--- Start Dataset ---
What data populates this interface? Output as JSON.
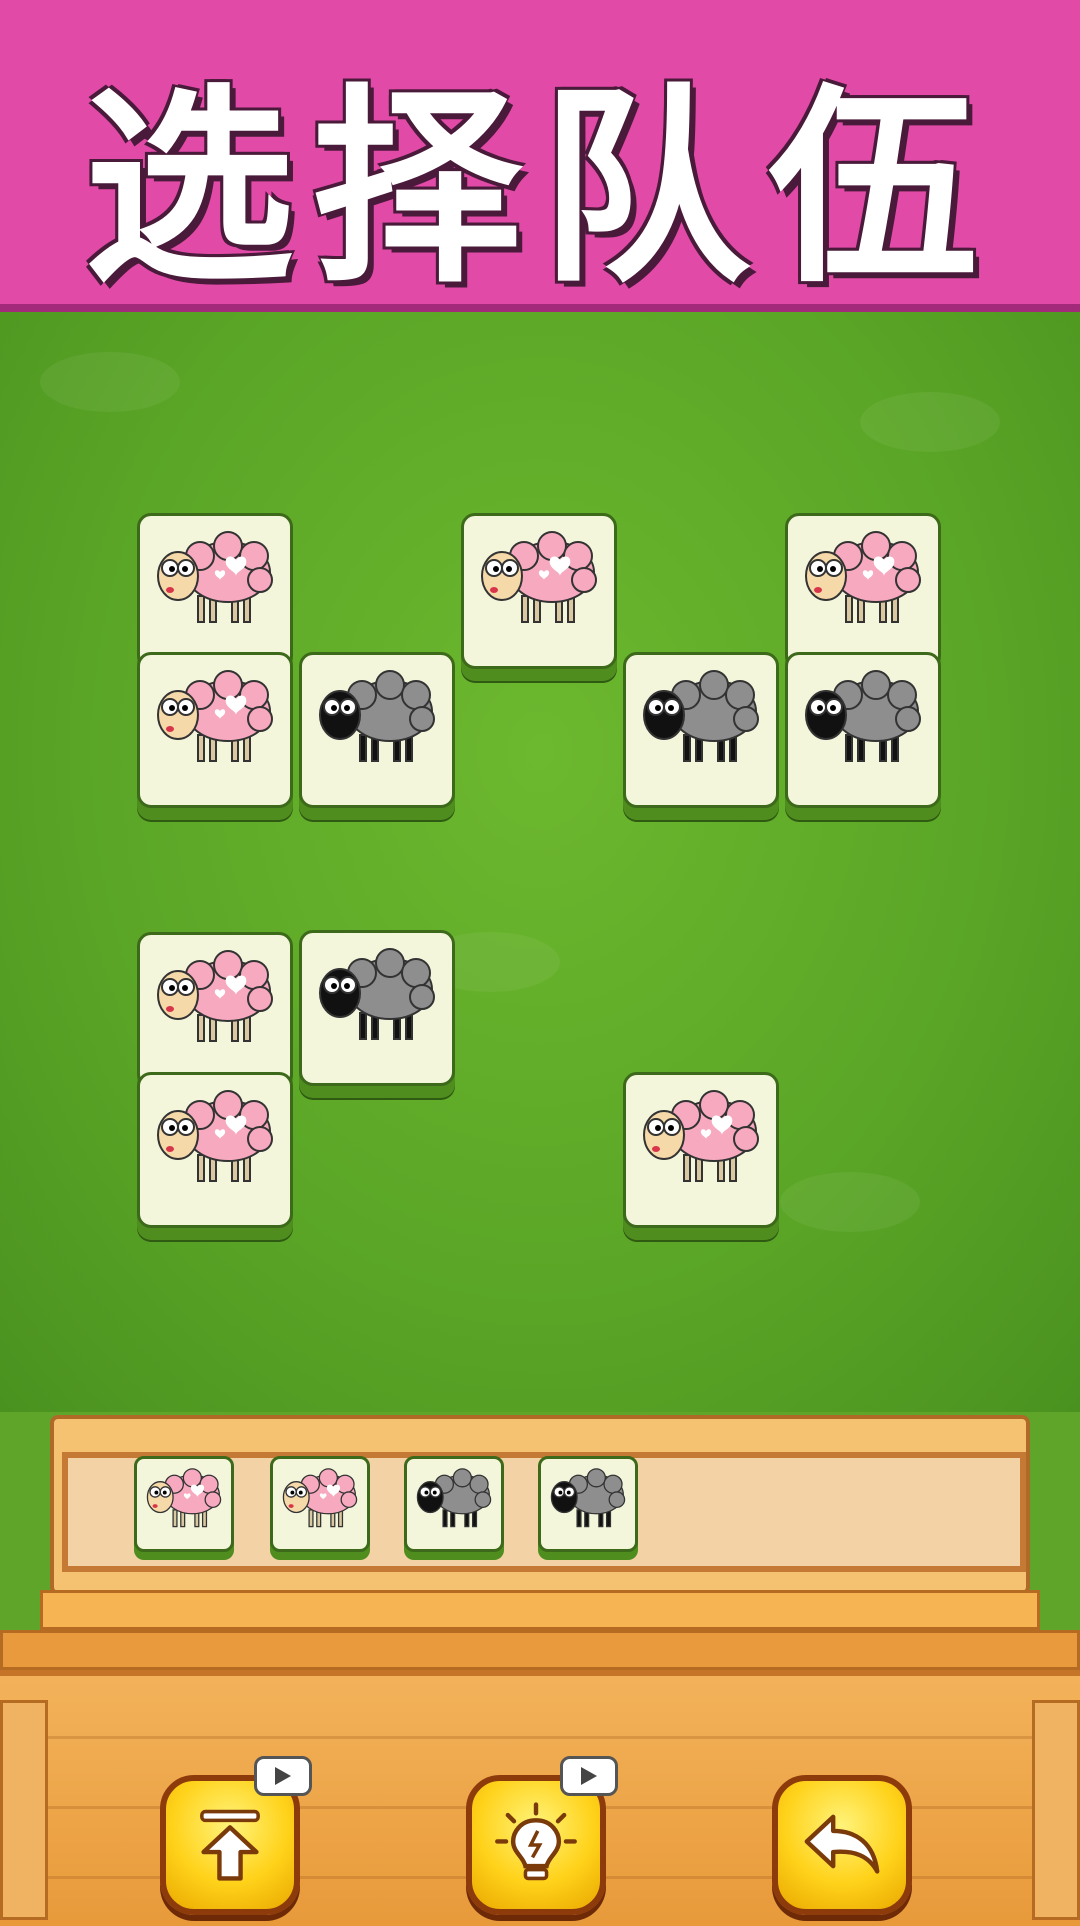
{
  "header": {
    "title": "选择队伍"
  },
  "board": {
    "tiles": [
      {
        "type": "pink"
      },
      {
        "type": "pink"
      },
      {
        "type": "pink"
      },
      {
        "type": "pink"
      },
      {
        "type": "gray"
      },
      {
        "type": "gray"
      },
      {
        "type": "gray"
      },
      {
        "type": "pink"
      },
      {
        "type": "gray"
      },
      {
        "type": "pink"
      },
      {
        "type": "pink"
      }
    ]
  },
  "tray": {
    "slots": [
      {
        "type": "pink"
      },
      {
        "type": "pink"
      },
      {
        "type": "gray"
      },
      {
        "type": "gray"
      }
    ],
    "capacity": 7
  },
  "controls": {
    "buttons": [
      {
        "name": "move-up-button",
        "icon": "arrow-up-icon",
        "has_video_badge": true
      },
      {
        "name": "hint-button",
        "icon": "lightbulb-icon",
        "has_video_badge": true
      },
      {
        "name": "undo-button",
        "icon": "undo-arrow-icon",
        "has_video_badge": false
      }
    ]
  },
  "colors": {
    "banner": "#e24aa8",
    "grass": "#5fa52a",
    "tile_face": "#f4f6dc",
    "button": "#ffd21a"
  }
}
--- End Dataset ---
**Exercise aim**
Working from the material above, transcribe it exactly while omitting pictures.

**Reply**
What data populates this interface? Output as JSON.
{
  "header": {
    "title": "选择队伍"
  },
  "board": {
    "tiles": [
      {
        "type": "pink"
      },
      {
        "type": "pink"
      },
      {
        "type": "pink"
      },
      {
        "type": "pink"
      },
      {
        "type": "gray"
      },
      {
        "type": "gray"
      },
      {
        "type": "gray"
      },
      {
        "type": "pink"
      },
      {
        "type": "gray"
      },
      {
        "type": "pink"
      },
      {
        "type": "pink"
      }
    ]
  },
  "tray": {
    "slots": [
      {
        "type": "pink"
      },
      {
        "type": "pink"
      },
      {
        "type": "gray"
      },
      {
        "type": "gray"
      }
    ],
    "capacity": 7
  },
  "controls": {
    "buttons": [
      {
        "name": "move-up-button",
        "icon": "arrow-up-icon",
        "has_video_badge": true
      },
      {
        "name": "hint-button",
        "icon": "lightbulb-icon",
        "has_video_badge": true
      },
      {
        "name": "undo-button",
        "icon": "undo-arrow-icon",
        "has_video_badge": false
      }
    ]
  },
  "colors": {
    "banner": "#e24aa8",
    "grass": "#5fa52a",
    "tile_face": "#f4f6dc",
    "button": "#ffd21a"
  }
}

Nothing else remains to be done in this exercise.